Start of Data in this exercise
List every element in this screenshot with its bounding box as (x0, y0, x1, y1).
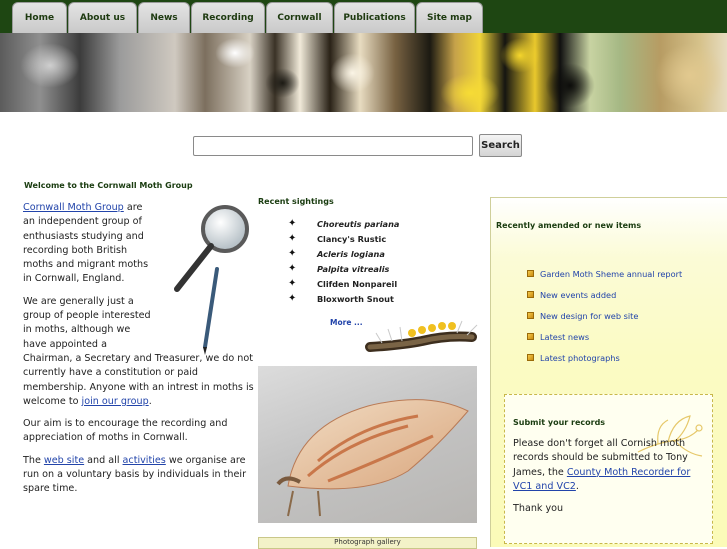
moth-icon: ✦ (288, 278, 297, 289)
recent-sightings-heading: Recent sightings (258, 197, 334, 206)
tab-recording[interactable]: Recording (191, 2, 265, 33)
list-item[interactable]: ✦ Bloxworth Snout (288, 291, 468, 306)
more-sightings-link[interactable]: More ... (330, 318, 363, 327)
list-item[interactable]: ✦ Acleris logiana (288, 246, 468, 261)
moth-icon: ✦ (288, 293, 297, 304)
tab-home[interactable]: Home (12, 2, 67, 33)
bullet-icon (527, 354, 534, 361)
aim-paragraph: Our aim is to encourage the recording an… (23, 418, 228, 444)
list-item[interactable]: ✦ Choreutis pariana (288, 216, 468, 231)
moth-photo[interactable] (258, 366, 477, 523)
submit-paragraph: Please don't forget all Cornish moth rec… (513, 438, 691, 492)
list-item[interactable]: New events added (527, 284, 682, 305)
tab-cornwall[interactable]: Cornwall (266, 2, 333, 33)
list-item[interactable]: ✦ Palpita vitrealis (288, 261, 468, 276)
bullet-icon (527, 312, 534, 319)
moth-icon: ✦ (288, 233, 297, 244)
list-item[interactable]: Latest news (527, 326, 682, 347)
photo-gallery-link[interactable]: Photograph gallery (258, 537, 477, 549)
thank-you-text: Thank you (513, 503, 564, 515)
search-button[interactable]: Search (479, 134, 522, 157)
tab-about-us[interactable]: About us (68, 2, 137, 33)
recent-items-heading: Recently amended or new items (496, 221, 642, 230)
web-site-link[interactable]: web site (44, 455, 84, 466)
bullet-icon (527, 270, 534, 277)
sightings-list: ✦ Choreutis pariana ✦ Clancy's Rustic ✦ Acl… (288, 216, 468, 306)
bullet-icon (527, 333, 534, 340)
moth-icon: ✦ (288, 248, 297, 259)
tab-news[interactable]: News (138, 2, 190, 33)
welcome-heading: Welcome to the Cornwall Moth Group (24, 181, 193, 190)
caterpillar-image (365, 320, 478, 352)
activities-link[interactable]: activities (123, 455, 166, 466)
search-input[interactable] (193, 136, 473, 156)
list-item[interactable]: Garden Moth Sheme annual report (527, 263, 682, 284)
join-our-group-link[interactable]: join our group (82, 396, 149, 407)
cornwall-moth-group-link[interactable]: Cornwall Moth Group (23, 202, 124, 213)
list-item[interactable]: New design for web site (527, 305, 682, 326)
list-item[interactable]: ✦ Clancy's Rustic (288, 231, 468, 246)
submit-records-text: Please don't forget all Cornish moth rec… (513, 437, 708, 524)
tab-publications[interactable]: Publications (334, 2, 415, 33)
moth-icon: ✦ (288, 218, 297, 229)
moth-icon: ✦ (288, 263, 297, 274)
moth-wings-banner (0, 33, 727, 112)
list-item[interactable]: Latest photographs (527, 347, 682, 368)
bullet-icon (527, 291, 534, 298)
tab-site-map[interactable]: Site map (416, 2, 483, 33)
recent-items-list: Garden Moth Sheme annual report New even… (527, 263, 682, 368)
voluntary-paragraph: The web site and all activities we organ… (23, 454, 247, 495)
submit-records-heading: Submit your records (513, 418, 606, 427)
list-item[interactable]: ✦ Clifden Nonpareil (288, 276, 468, 291)
top-nav: Home About us News Recording Cornwall Pu… (0, 0, 727, 33)
magnifying-glass-icon (174, 205, 249, 355)
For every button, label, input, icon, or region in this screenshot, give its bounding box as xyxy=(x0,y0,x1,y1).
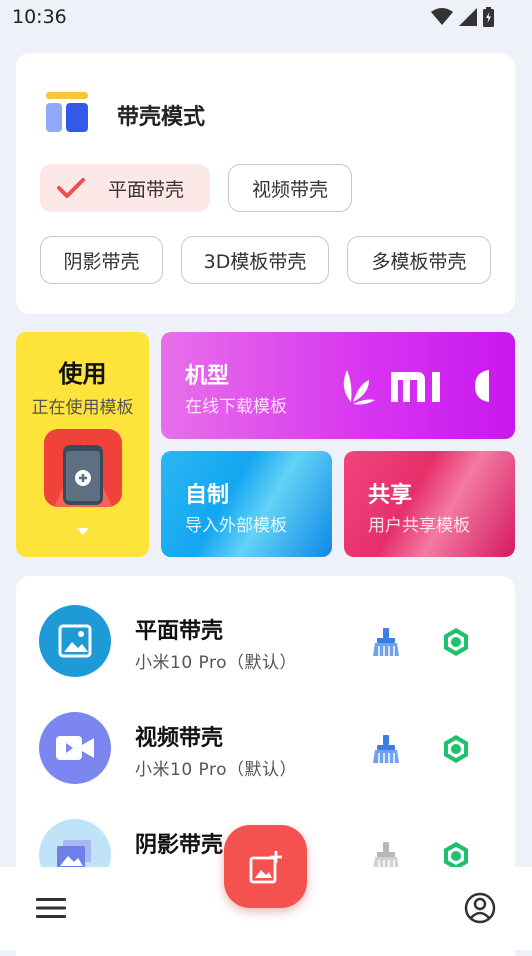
mi-logo xyxy=(391,372,440,402)
list-item-video[interactable]: 视频带壳 小米10 Pro（默认） xyxy=(16,683,515,784)
mode-option-3d[interactable]: 3D模板带壳 xyxy=(181,236,329,284)
mode-option-label: 视频带壳 xyxy=(251,178,328,201)
brand-logos xyxy=(343,370,489,405)
add-image-button[interactable] xyxy=(224,825,307,908)
tile-use-title: 使用 xyxy=(58,360,107,388)
broom-icon[interactable] xyxy=(370,733,402,765)
mode-option-label: 阴影带壳 xyxy=(63,250,140,273)
list-item-name: 视频带壳 xyxy=(135,726,224,751)
mode-option-label: 平面带壳 xyxy=(108,178,185,201)
broom-icon[interactable] xyxy=(370,626,402,658)
tile-share[interactable]: 共享 用户共享模板 xyxy=(344,451,515,557)
chevron-down-icon[interactable] xyxy=(77,528,89,536)
list-item-device: 小米10 Pro（默认） xyxy=(135,653,298,673)
account-icon[interactable] xyxy=(463,891,497,925)
hexagon-settings-icon[interactable] xyxy=(440,626,472,658)
image-icon xyxy=(39,605,111,677)
tile-diy-subtitle: 导入外部模板 xyxy=(185,516,287,536)
list-item-name: 阴影带壳 xyxy=(135,833,224,858)
menu-icon[interactable] xyxy=(34,895,68,921)
status-bar: 10:36 xyxy=(0,0,532,36)
signal-icon xyxy=(459,8,477,26)
video-camera-icon xyxy=(39,712,111,784)
tile-model-title: 机型 xyxy=(185,364,230,389)
tile-use-subtitle: 正在使用模板 xyxy=(31,398,134,418)
tile-share-title: 共享 xyxy=(368,483,413,508)
add-photo-icon xyxy=(249,850,282,883)
tile-share-subtitle: 用户共享模板 xyxy=(368,516,470,536)
mode-option-video[interactable]: 视频带壳 xyxy=(228,164,352,212)
mode-option-label: 3D模板带壳 xyxy=(203,250,307,273)
battery-charging-icon xyxy=(483,7,494,27)
layout-template-icon xyxy=(46,92,88,132)
phone-template-icon xyxy=(44,429,122,507)
tile-diy-title: 自制 xyxy=(185,483,230,508)
tile-model[interactable]: 机型 在线下载模板 xyxy=(161,332,515,439)
check-icon xyxy=(57,178,85,198)
mode-card: 带壳模式 平面带壳 视频带壳 阴影带壳 3D模板带壳 多模板带壳 xyxy=(16,53,515,314)
hexagon-settings-icon[interactable] xyxy=(440,733,472,765)
tile-diy[interactable]: 自制 导入外部模板 xyxy=(161,451,332,557)
huawei-logo xyxy=(343,370,375,405)
status-icons xyxy=(431,7,494,27)
mode-option-multi[interactable]: 多模板带壳 xyxy=(347,236,491,284)
status-time: 10:36 xyxy=(12,6,67,28)
list-item-flat[interactable]: 平面带壳 小米10 Pro（默认） xyxy=(16,576,515,677)
mode-title: 带壳模式 xyxy=(117,105,206,130)
tile-use[interactable]: 使用 正在使用模板 xyxy=(16,332,149,557)
mode-option-label: 多模板带壳 xyxy=(371,250,467,273)
wifi-icon xyxy=(431,8,453,25)
mode-option-shadow[interactable]: 阴影带壳 xyxy=(40,236,163,284)
list-item-name: 平面带壳 xyxy=(135,619,224,644)
tile-model-subtitle: 在线下载模板 xyxy=(185,397,287,417)
list-item-device: 小米10 Pro（默认） xyxy=(135,760,298,780)
mode-option-flat[interactable]: 平面带壳 xyxy=(40,164,210,212)
partial-logo xyxy=(475,370,489,402)
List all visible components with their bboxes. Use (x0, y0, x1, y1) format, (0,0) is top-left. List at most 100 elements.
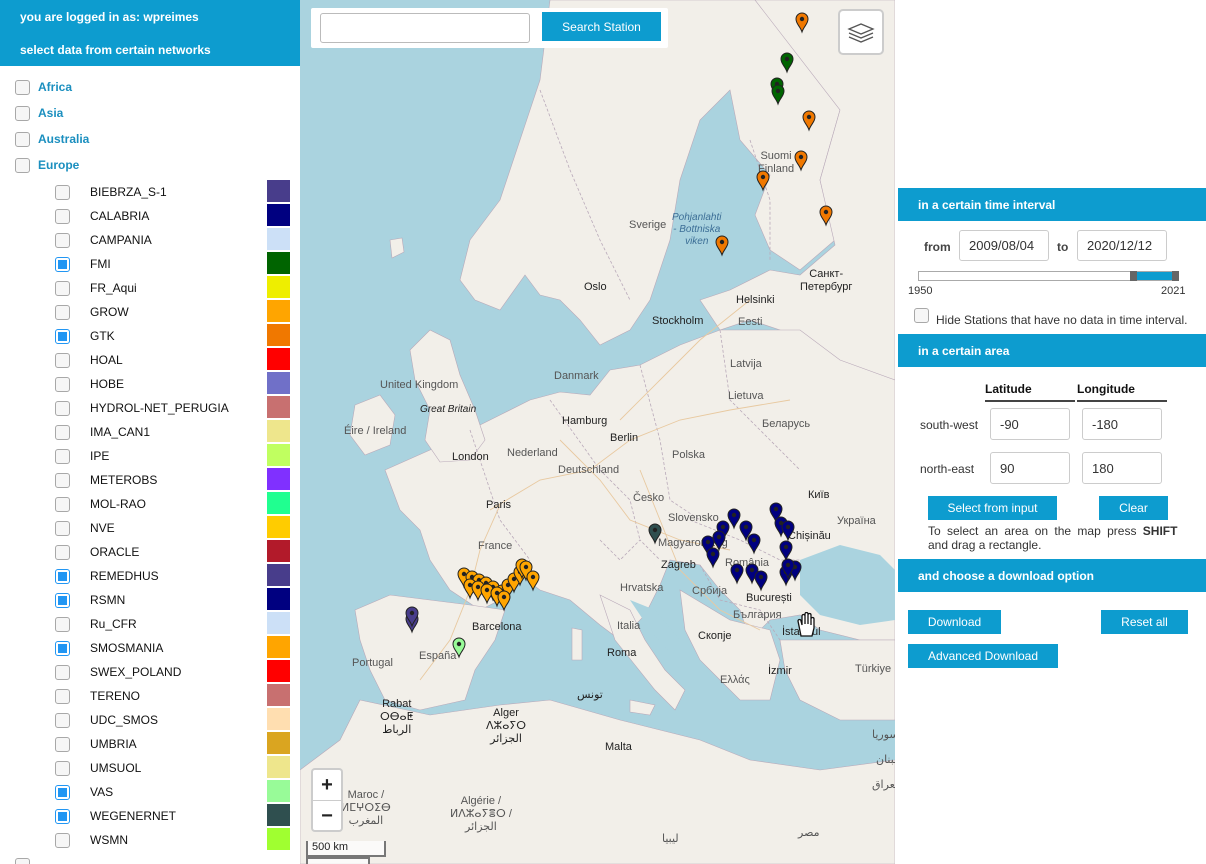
network-row[interactable]: WEGENERNET (55, 804, 290, 828)
network-label[interactable]: Ru_CFR (90, 617, 137, 631)
network-row[interactable]: IMA_CAN1 (55, 420, 290, 444)
continent-label[interactable]: Asia (38, 106, 63, 120)
network-checkbox[interactable] (55, 640, 70, 656)
network-checkbox[interactable] (55, 616, 70, 632)
network-row[interactable]: VAS (55, 780, 290, 804)
network-row[interactable]: FMI (55, 252, 290, 276)
station-marker[interactable] (497, 590, 511, 611)
network-label[interactable]: CALABRIA (90, 209, 149, 223)
continent-checkbox[interactable] (15, 858, 30, 864)
time-slider-end-handle[interactable] (1171, 271, 1179, 281)
station-marker[interactable] (754, 570, 768, 591)
network-label[interactable]: HOAL (90, 353, 123, 367)
network-row[interactable]: UDC_SMOS (55, 708, 290, 732)
sw-latitude-input[interactable]: -90 (990, 408, 1070, 440)
station-marker[interactable] (780, 52, 794, 73)
network-row[interactable]: GROW (55, 300, 290, 324)
network-row[interactable]: HOBE (55, 372, 290, 396)
network-row[interactable]: Ru_CFR (55, 612, 290, 636)
continent-checkbox[interactable] (15, 157, 30, 173)
network-row[interactable]: BIEBRZA_S-1 (55, 180, 290, 204)
network-checkbox[interactable] (55, 760, 70, 776)
network-checkbox[interactable] (55, 832, 70, 848)
network-label[interactable]: HOBE (90, 377, 124, 391)
network-label[interactable]: HYDROL-NET_PERUGIA (90, 401, 229, 415)
clear-area-button[interactable]: Clear (1099, 496, 1168, 520)
network-row[interactable]: RSMN (55, 588, 290, 612)
network-checkbox[interactable] (55, 232, 70, 248)
network-label[interactable]: UMBRIA (90, 737, 137, 751)
network-row[interactable]: SMOSMANIA (55, 636, 290, 660)
network-label[interactable]: UDC_SMOS (90, 713, 158, 727)
network-checkbox[interactable] (55, 544, 70, 560)
sw-longitude-input[interactable]: -180 (1082, 408, 1162, 440)
continent-checkbox[interactable] (15, 131, 30, 147)
network-label[interactable]: IMA_CAN1 (90, 425, 150, 439)
continent-label[interactable]: Australia (38, 132, 89, 146)
station-marker[interactable] (802, 110, 816, 131)
from-date-input[interactable]: 2009/08/04 (959, 230, 1049, 261)
network-row[interactable]: HYDROL-NET_PERUGIA (55, 396, 290, 420)
network-row[interactable]: UMBRIA (55, 732, 290, 756)
station-marker[interactable] (648, 523, 662, 544)
advanced-download-button[interactable]: Advanced Download (908, 644, 1058, 668)
network-label[interactable]: FR_Aqui (90, 281, 137, 295)
network-checkbox[interactable] (55, 352, 70, 368)
station-marker[interactable] (706, 547, 720, 568)
network-row[interactable]: WSMN (55, 828, 290, 852)
network-row[interactable]: UMSUOL (55, 756, 290, 780)
station-marker[interactable] (715, 235, 729, 256)
search-station-button[interactable]: Search Station (542, 12, 661, 41)
network-checkbox[interactable] (55, 664, 70, 680)
network-checkbox[interactable] (55, 808, 70, 824)
network-label[interactable]: BIEBRZA_S-1 (90, 185, 167, 199)
network-label[interactable]: NVE (90, 521, 115, 535)
continent-checkbox[interactable] (15, 79, 30, 95)
network-row[interactable]: METEROBS (55, 468, 290, 492)
network-row[interactable]: REMEDHUS (55, 564, 290, 588)
network-row[interactable]: GTK (55, 324, 290, 348)
network-label[interactable]: MOL-RAO (90, 497, 146, 511)
network-row[interactable]: NVE (55, 516, 290, 540)
network-row[interactable]: MOL-RAO (55, 492, 290, 516)
network-label[interactable]: WEGENERNET (90, 809, 176, 823)
download-button[interactable]: Download (908, 610, 1001, 634)
station-marker[interactable] (779, 540, 793, 561)
layers-control[interactable] (838, 9, 884, 55)
zoom-in-button[interactable]: + (313, 770, 341, 801)
continent-africa[interactable]: Africa (15, 77, 72, 97)
network-checkbox[interactable] (55, 712, 70, 728)
network-checkbox[interactable] (55, 376, 70, 392)
network-checkbox[interactable] (55, 736, 70, 752)
station-search-input[interactable] (320, 13, 530, 43)
network-row[interactable]: CAMPANIA (55, 228, 290, 252)
network-checkbox[interactable] (55, 784, 70, 800)
continent-checkbox[interactable] (15, 105, 30, 121)
network-row[interactable]: FR_Aqui (55, 276, 290, 300)
network-checkbox[interactable] (55, 496, 70, 512)
network-label[interactable]: METEROBS (90, 473, 157, 487)
station-marker[interactable] (756, 170, 770, 191)
continent-asia[interactable]: Asia (15, 103, 63, 123)
network-row[interactable]: ORACLE (55, 540, 290, 564)
network-label[interactable]: FMI (90, 257, 111, 271)
network-label[interactable]: RSMN (90, 593, 125, 607)
to-date-input[interactable]: 2020/12/12 (1077, 230, 1167, 261)
network-checkbox[interactable] (55, 448, 70, 464)
network-checkbox[interactable] (55, 328, 70, 344)
ne-longitude-input[interactable]: 180 (1082, 452, 1162, 484)
station-marker[interactable] (452, 637, 466, 658)
network-label[interactable]: GROW (90, 305, 129, 319)
ne-latitude-input[interactable]: 90 (990, 452, 1070, 484)
network-checkbox[interactable] (55, 424, 70, 440)
time-slider-track[interactable] (918, 271, 1179, 281)
network-label[interactable]: IPE (90, 449, 109, 463)
network-row[interactable]: SWEX_POLAND (55, 660, 290, 684)
station-map[interactable]: Suomi Finland Sverige Pohjanlahti - Bottni… (300, 0, 895, 864)
network-label[interactable]: SMOSMANIA (90, 641, 163, 655)
network-label[interactable]: SWEX_POLAND (90, 665, 181, 679)
station-marker[interactable] (712, 530, 726, 551)
network-label[interactable]: WSMN (90, 833, 128, 847)
hide-stations-checkbox[interactable] (914, 308, 929, 323)
network-checkbox[interactable] (55, 472, 70, 488)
End of Data in this exercise
→ **Directions**
Swap "broom-icon" for "cleaning-icon" in the lines from the line with "mi-logo xyxy=(391,372,440,402)" to the line with "tile-share-subtitle: 用户共享模板 xyxy=(368,516,470,536)". Return only those lines, with everything else left unchanged.

→ **Completed task**
mi-logo xyxy=(391,372,440,402)
list-item-video[interactable]: 视频带壳 小米10 Pro（默认） xyxy=(16,683,515,784)
mode-option-3d[interactable]: 3D模板带壳 xyxy=(181,236,329,284)
mode-option-label: 视频带壳 xyxy=(251,178,328,201)
brand-logos xyxy=(343,370,489,405)
add-image-button[interactable] xyxy=(224,825,307,908)
tile-use-title: 使用 xyxy=(58,360,107,388)
cleaning-icon[interactable] xyxy=(370,733,402,765)
mode-option-label: 阴影带壳 xyxy=(63,250,140,273)
list-item-name: 视频带壳 xyxy=(135,726,224,751)
mode-option-label: 平面带壳 xyxy=(108,178,185,201)
cleaning-icon[interactable] xyxy=(370,626,402,658)
tile-share[interactable]: 共享 用户共享模板 xyxy=(344,451,515,557)
chevron-down-icon[interactable] xyxy=(77,528,89,536)
list-item-device: 小米10 Pro（默认） xyxy=(135,653,298,673)
account-icon[interactable] xyxy=(463,891,497,925)
hexagon-settings-icon[interactable] xyxy=(440,626,472,658)
image-icon xyxy=(39,605,111,677)
tile-diy-subtitle: 导入外部模板 xyxy=(185,516,287,536)
list-item-name: 阴影带壳 xyxy=(135,833,224,858)
menu-icon[interactable] xyxy=(34,895,68,921)
status-bar: 10:36 xyxy=(0,0,532,36)
signal-icon xyxy=(459,8,477,26)
video-camera-icon xyxy=(39,712,111,784)
tile-model-title: 机型 xyxy=(185,364,230,389)
tile-use-subtitle: 正在使用模板 xyxy=(31,398,134,418)
tile-share-title: 共享 xyxy=(368,483,413,508)
add-photo-icon xyxy=(249,850,282,883)
tile-share-subtitle: 用户共享模板 xyxy=(368,516,470,536)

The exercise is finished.